● TASK TO CARRY OUT: From the listing below, pull out all lines with "your" in them.

● ITEMS:
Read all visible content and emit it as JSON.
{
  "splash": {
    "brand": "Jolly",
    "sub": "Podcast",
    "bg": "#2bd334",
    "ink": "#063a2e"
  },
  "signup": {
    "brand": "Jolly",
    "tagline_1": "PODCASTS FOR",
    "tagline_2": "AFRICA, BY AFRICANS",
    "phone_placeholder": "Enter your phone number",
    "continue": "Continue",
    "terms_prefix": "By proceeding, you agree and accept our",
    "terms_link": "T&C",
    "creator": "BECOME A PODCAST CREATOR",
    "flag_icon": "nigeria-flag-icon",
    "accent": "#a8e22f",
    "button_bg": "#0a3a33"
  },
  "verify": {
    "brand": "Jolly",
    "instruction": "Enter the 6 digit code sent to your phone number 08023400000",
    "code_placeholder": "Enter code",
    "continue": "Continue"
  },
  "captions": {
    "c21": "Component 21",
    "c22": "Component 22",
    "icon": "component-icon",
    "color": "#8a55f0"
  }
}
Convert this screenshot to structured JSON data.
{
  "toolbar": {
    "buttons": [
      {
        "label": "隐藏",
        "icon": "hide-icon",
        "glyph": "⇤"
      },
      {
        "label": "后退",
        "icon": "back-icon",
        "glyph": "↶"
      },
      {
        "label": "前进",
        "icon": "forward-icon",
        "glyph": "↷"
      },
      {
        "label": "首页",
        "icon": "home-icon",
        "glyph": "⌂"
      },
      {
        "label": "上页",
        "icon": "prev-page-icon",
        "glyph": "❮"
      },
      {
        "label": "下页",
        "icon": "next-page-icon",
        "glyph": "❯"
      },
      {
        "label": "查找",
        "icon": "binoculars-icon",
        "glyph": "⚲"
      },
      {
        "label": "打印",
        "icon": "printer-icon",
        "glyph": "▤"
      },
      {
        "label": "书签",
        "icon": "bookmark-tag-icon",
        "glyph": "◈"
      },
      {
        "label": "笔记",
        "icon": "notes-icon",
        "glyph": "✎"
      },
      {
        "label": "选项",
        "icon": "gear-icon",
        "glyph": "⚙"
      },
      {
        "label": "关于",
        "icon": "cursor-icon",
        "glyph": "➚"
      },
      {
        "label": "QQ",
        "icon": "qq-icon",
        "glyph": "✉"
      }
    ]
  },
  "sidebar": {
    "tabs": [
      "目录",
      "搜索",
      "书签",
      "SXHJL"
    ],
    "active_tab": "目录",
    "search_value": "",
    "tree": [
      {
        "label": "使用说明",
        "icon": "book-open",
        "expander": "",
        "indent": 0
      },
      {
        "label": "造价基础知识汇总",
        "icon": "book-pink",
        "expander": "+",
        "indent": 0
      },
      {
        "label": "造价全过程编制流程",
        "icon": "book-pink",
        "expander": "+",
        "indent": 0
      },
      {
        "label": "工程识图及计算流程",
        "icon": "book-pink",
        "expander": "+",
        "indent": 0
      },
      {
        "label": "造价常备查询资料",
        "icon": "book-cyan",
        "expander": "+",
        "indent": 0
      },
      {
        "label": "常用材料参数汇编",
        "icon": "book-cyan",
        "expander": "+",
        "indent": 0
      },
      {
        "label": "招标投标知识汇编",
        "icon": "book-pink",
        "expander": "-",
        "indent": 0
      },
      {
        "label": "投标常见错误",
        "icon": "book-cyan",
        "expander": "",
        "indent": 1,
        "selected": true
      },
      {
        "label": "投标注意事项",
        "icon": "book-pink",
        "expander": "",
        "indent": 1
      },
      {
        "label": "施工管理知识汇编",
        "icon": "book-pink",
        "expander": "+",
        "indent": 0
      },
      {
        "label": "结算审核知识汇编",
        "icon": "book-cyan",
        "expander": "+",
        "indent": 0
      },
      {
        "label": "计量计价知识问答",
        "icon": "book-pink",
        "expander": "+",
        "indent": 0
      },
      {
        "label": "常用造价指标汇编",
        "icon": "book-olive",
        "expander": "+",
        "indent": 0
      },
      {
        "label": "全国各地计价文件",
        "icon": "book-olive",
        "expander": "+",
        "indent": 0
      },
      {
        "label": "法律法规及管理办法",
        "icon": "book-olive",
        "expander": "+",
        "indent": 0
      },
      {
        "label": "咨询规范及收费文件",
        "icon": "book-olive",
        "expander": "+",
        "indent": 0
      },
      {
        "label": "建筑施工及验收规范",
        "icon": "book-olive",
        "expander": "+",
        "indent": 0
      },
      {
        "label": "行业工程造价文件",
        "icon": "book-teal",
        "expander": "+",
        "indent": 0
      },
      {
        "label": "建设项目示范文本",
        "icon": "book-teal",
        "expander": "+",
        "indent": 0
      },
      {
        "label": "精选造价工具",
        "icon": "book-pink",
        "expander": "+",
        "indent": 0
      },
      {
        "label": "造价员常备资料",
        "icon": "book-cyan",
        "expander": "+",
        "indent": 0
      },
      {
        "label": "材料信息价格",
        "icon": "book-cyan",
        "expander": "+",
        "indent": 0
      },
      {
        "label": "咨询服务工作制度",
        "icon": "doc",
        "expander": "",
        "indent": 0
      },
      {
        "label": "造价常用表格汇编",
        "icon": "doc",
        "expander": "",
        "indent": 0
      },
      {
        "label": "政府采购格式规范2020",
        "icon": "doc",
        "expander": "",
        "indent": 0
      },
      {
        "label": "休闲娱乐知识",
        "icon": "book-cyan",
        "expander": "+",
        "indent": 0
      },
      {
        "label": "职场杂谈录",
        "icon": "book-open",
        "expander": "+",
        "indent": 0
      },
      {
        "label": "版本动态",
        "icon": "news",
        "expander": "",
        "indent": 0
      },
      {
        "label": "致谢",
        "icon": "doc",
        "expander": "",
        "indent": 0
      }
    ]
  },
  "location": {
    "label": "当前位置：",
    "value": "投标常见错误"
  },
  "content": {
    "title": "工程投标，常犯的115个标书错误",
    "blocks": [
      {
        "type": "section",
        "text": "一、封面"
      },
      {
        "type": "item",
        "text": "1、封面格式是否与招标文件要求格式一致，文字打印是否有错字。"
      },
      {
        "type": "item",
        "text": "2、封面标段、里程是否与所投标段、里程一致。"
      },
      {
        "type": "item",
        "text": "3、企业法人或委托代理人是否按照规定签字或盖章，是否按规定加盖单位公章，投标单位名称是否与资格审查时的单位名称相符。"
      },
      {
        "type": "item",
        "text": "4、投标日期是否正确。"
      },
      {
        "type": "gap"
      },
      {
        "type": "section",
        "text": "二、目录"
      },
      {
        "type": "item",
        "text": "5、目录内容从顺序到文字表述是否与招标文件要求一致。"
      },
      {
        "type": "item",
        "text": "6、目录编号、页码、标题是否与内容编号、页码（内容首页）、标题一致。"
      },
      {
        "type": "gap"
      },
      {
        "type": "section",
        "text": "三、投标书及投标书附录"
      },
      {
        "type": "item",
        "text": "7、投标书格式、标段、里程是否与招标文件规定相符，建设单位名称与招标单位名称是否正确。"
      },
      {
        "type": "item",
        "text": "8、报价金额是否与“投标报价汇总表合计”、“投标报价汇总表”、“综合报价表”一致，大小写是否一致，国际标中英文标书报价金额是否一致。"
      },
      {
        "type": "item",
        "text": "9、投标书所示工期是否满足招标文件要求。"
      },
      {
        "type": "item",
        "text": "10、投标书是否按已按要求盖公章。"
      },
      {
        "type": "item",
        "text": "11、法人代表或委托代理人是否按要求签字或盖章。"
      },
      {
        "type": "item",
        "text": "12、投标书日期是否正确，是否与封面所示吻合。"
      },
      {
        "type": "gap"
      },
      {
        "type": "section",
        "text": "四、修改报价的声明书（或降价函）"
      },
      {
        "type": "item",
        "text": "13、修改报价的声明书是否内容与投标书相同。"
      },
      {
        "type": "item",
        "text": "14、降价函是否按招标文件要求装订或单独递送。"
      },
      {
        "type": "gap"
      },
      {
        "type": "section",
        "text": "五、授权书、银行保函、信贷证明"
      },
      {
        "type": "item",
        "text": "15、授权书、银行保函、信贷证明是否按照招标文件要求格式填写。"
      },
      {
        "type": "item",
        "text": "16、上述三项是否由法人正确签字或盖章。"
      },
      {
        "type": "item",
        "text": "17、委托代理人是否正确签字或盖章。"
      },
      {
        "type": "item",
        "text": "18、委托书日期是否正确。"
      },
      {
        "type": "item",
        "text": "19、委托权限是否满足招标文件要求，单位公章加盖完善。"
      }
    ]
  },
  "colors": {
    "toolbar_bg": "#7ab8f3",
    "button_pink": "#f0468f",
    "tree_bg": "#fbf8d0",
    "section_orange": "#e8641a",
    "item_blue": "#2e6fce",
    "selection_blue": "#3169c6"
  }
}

● OUTPUT OF THE EXERCISE:
    "phone_placeholder": "Enter your phone number",
    "instruction": "Enter the 6 digit code sent to your phone number 08023400000",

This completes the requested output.